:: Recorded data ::

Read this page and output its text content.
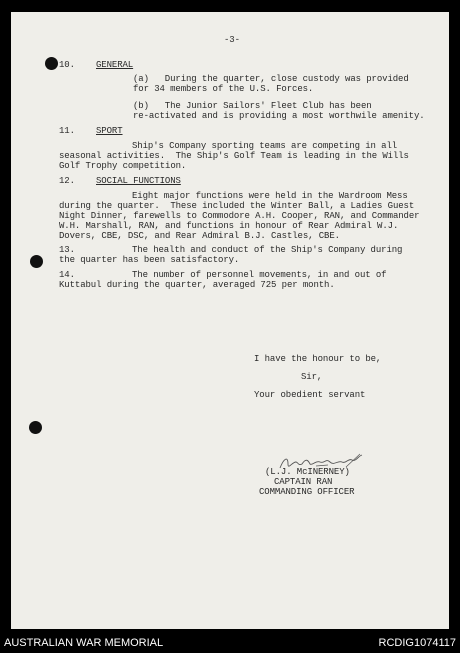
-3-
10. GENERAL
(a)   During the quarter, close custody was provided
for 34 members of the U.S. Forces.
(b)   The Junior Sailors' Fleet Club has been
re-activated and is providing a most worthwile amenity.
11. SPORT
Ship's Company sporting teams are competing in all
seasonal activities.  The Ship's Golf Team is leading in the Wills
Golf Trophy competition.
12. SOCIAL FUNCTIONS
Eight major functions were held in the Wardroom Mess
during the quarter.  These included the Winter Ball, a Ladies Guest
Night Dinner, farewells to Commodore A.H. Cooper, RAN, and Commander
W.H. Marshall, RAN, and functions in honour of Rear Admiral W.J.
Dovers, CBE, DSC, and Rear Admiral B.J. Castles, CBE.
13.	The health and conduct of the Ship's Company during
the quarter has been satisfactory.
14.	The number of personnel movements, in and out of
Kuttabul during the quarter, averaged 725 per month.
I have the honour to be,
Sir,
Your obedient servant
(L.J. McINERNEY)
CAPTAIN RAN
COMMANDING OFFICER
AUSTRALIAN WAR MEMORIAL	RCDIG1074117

:: Task goal ::
Give back the whole listing as it stands, minus its pictures.

:: Task result ::
Read this page and output its text content.
-3-
10. GENERAL
(a)   During the quarter, close custody was provided
for 34 members of the U.S. Forces.
(b)   The Junior Sailors' Fleet Club has been
re-activated and is providing a most worthwile amenity.
11. SPORT
Ship's Company sporting teams are competing in all
seasonal activities.  The Ship's Golf Team is leading in the Wills
Golf Trophy competition.
12. SOCIAL FUNCTIONS
Eight major functions were held in the Wardroom Mess
during the quarter.  These included the Winter Ball, a Ladies Guest
Night Dinner, farewells to Commodore A.H. Cooper, RAN, and Commander
W.H. Marshall, RAN, and functions in honour of Rear Admiral W.J.
Dovers, CBE, DSC, and Rear Admiral B.J. Castles, CBE.
13.	The health and conduct of the Ship's Company during
the quarter has been satisfactory.
14.	The number of personnel movements, in and out of
Kuttabul during the quarter, averaged 725 per month.
I have the honour to be,
Sir,
Your obedient servant
(L.J. McINERNEY)
CAPTAIN RAN
COMMANDING OFFICER
AUSTRALIAN WAR MEMORIAL	RCDIG1074117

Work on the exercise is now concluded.